_WHAT IS BEING ASKED_:
Tell me how many lines hold "game", please, using only the number.

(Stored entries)
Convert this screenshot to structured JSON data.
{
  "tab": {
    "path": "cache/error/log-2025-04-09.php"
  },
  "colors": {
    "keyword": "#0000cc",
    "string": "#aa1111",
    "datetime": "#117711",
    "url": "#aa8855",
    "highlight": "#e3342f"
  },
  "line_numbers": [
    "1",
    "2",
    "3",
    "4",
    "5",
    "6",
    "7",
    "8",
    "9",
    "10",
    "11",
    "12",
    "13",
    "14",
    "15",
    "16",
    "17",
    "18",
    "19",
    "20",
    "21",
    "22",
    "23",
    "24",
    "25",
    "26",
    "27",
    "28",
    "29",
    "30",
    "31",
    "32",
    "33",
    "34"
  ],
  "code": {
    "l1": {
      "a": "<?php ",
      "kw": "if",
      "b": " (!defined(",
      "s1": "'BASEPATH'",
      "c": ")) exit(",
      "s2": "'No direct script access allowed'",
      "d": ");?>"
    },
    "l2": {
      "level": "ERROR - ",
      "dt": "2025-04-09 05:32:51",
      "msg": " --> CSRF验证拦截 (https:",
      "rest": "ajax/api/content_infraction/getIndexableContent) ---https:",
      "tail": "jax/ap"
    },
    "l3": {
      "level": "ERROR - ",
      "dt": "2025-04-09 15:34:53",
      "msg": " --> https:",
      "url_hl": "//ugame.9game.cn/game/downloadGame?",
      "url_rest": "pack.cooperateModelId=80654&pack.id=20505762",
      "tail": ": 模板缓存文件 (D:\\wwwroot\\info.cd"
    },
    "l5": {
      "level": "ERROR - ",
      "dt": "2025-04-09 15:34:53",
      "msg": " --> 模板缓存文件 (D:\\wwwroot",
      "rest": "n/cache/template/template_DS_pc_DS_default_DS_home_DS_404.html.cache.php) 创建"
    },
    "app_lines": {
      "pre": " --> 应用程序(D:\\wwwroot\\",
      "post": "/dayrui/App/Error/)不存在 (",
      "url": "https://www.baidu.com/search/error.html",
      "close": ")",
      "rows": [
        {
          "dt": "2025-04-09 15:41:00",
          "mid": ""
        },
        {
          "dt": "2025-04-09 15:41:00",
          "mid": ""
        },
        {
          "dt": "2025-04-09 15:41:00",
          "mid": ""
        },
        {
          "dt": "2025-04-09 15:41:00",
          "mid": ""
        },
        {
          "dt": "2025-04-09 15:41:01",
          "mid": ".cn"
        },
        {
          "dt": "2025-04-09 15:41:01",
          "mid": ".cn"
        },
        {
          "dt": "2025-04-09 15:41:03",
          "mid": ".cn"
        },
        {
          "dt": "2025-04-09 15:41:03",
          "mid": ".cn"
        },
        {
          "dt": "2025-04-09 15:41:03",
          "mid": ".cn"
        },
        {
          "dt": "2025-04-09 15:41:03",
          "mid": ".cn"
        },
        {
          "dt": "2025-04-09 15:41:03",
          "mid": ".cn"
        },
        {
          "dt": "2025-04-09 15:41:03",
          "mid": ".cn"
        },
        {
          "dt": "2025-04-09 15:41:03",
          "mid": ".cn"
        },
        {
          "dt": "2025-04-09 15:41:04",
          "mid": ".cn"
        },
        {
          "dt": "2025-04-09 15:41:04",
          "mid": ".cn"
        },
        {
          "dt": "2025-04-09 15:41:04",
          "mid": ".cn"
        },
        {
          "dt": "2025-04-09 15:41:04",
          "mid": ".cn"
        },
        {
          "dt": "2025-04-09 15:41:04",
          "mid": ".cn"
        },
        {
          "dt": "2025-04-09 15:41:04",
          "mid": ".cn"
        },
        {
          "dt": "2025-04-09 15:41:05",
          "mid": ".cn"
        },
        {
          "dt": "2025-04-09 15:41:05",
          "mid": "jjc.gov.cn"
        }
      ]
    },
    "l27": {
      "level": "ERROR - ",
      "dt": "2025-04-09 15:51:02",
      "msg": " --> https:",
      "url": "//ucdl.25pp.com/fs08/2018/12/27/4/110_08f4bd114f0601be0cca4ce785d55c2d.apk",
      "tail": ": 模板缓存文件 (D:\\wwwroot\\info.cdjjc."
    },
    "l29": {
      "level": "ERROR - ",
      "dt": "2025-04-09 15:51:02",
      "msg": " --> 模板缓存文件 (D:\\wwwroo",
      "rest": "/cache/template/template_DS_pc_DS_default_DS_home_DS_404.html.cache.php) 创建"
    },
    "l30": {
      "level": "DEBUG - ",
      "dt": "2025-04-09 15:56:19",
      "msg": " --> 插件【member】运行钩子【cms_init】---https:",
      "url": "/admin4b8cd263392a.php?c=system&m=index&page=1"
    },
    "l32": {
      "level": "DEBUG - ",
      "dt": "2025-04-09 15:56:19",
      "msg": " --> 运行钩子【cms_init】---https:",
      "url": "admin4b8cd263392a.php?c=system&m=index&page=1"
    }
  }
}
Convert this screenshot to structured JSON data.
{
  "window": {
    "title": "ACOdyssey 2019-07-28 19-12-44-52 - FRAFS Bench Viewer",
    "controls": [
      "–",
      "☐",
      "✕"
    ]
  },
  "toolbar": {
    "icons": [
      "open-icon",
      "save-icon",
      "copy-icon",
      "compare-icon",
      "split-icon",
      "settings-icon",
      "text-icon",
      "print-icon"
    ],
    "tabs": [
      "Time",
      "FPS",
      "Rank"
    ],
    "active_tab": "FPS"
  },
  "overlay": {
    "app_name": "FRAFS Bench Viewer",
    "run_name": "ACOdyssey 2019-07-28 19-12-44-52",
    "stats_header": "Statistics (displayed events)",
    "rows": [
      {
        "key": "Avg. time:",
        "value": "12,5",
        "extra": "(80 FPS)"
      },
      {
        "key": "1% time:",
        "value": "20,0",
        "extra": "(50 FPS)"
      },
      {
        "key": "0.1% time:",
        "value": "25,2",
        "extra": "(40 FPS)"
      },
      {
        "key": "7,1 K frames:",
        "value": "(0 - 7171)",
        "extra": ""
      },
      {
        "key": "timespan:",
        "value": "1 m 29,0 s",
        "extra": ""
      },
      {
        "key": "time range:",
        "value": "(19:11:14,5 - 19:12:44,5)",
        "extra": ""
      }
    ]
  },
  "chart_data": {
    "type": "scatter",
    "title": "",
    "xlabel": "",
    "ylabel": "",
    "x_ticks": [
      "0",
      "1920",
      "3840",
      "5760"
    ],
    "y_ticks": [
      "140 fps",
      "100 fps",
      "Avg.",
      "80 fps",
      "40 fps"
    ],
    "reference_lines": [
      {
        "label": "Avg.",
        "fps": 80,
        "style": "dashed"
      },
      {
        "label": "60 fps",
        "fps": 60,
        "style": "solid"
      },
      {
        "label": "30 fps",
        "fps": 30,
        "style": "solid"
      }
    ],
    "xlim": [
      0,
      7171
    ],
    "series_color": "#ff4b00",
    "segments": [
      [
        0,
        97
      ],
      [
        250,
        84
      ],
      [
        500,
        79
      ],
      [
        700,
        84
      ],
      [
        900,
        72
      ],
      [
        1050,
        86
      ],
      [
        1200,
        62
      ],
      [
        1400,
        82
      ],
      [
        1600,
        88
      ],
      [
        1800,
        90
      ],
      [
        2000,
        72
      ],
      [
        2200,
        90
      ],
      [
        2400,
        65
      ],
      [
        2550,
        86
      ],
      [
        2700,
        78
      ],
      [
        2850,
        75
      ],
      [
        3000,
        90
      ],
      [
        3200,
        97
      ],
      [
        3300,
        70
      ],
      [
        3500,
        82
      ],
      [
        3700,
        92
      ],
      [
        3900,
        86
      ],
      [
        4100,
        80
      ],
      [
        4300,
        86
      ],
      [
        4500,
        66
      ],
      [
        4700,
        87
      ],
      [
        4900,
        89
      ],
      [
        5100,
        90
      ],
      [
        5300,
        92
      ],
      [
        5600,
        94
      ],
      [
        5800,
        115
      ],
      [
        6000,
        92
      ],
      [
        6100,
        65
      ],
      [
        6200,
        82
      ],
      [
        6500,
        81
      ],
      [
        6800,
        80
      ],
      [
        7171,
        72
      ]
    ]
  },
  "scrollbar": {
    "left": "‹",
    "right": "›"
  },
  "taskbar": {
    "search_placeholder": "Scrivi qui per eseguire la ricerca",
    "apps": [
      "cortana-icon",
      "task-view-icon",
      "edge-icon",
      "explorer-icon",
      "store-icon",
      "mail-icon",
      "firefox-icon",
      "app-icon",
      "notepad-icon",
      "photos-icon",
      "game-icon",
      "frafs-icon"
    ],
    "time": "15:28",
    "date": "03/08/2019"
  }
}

_THE COMPLETED TASK_:
2